**Recorded information**:
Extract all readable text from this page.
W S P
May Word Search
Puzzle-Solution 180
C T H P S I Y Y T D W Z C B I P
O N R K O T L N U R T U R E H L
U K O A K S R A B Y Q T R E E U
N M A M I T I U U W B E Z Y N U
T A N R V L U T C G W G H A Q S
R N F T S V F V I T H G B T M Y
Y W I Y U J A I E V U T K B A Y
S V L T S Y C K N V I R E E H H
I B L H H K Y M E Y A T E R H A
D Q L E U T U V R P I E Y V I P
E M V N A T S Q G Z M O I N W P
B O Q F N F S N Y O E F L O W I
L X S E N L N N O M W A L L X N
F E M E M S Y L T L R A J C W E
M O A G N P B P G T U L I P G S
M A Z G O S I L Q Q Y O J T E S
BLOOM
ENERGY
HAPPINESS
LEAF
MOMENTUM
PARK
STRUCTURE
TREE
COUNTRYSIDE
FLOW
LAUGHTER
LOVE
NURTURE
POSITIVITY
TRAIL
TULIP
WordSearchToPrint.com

**Set task**: Retype every record above exactly as written.

**Response to the exercise**:
Extract all readable text from this page.
W S P
May Word Search
Puzzle-Solution 180
C T H P S I Y Y T D W Z C B I P
O N R K O T L N U R T U R E H L
U K O A K S R A B Y Q T R E E U
N M A M I T I U U W B E Z Y N U
T A N R V L U T C G W G H A Q S
R N F T S V F V I T H G B T M Y
Y W I Y U J A I E V U T K B A Y
S V L T S Y C K N V I R E E H H
I B L H H K Y M E Y A T E R H A
D Q L E U T U V R P I E Y V I P
E M V N A T S Q G Z M O I N W P
B O Q F N F S N Y O E F L O W I
L X S E N L N N O M W A L L X N
F E M E M S Y L T L R A J C W E
M O A G N P B P G T U L I P G S
M A Z G O S I L Q Q Y O J T E S
BLOOM
ENERGY
HAPPINESS
LEAF
MOMENTUM
PARK
STRUCTURE
TREE
COUNTRYSIDE
FLOW
LAUGHTER
LOVE
NURTURE
POSITIVITY
TRAIL
TULIP
WordSearchToPrint.com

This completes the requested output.